#### TASK TO CARRY OUT:
Take the material and output all of it exactly.
§ §
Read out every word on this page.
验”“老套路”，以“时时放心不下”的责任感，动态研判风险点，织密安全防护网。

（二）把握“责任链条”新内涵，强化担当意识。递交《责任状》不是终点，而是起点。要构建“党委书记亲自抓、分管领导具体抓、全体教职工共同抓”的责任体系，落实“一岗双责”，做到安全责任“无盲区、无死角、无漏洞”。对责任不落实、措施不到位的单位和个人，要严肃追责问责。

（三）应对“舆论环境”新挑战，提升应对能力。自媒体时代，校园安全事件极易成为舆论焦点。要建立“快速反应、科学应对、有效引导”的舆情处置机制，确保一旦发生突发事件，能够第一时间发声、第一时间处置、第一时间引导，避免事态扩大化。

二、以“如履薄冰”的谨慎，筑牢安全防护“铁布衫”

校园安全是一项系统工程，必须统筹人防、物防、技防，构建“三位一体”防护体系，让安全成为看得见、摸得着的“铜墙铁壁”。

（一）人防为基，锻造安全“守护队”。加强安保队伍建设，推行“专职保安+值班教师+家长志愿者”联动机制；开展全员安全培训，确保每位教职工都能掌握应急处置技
§ §
#### SOLUTION TO THE EXERCISE:
Read out every word on this page.
验”“老套路”，以“时时放心不下”的责任感，动态研判风险点，织密安全防护网。

（二）把握“责任链条”新内涵，强化担当意识。递交《责任状》不是终点，而是起点。要构建“党委书记亲自抓、分管领导具体抓、全体教职工共同抓”的责任体系，落实“一岗双责”，做到安全责任“无盲区、无死角、无漏洞”。对责任不落实、措施不到位的单位和个人，要严肃追责问责。

（三）应对“舆论环境”新挑战，提升应对能力。自媒体时代，校园安全事件极易成为舆论焦点。要建立“快速反应、科学应对、有效引导”的舆情处置机制，确保一旦发生突发事件，能够第一时间发声、第一时间处置、第一时间引导，避免事态扩大化。

二、以“如履薄冰”的谨慎，筑牢安全防护“铁布衫”

校园安全是一项系统工程，必须统筹人防、物防、技防，构建“三位一体”防护体系，让安全成为看得见、摸得着的“铜墙铁壁”。

（一）人防为基，锻造安全“守护队”。加强安保队伍建设，推行“专职保安+值班教师+家长志愿者”联动机制；开展全员安全培训，确保每位教职工都能掌握应急处置技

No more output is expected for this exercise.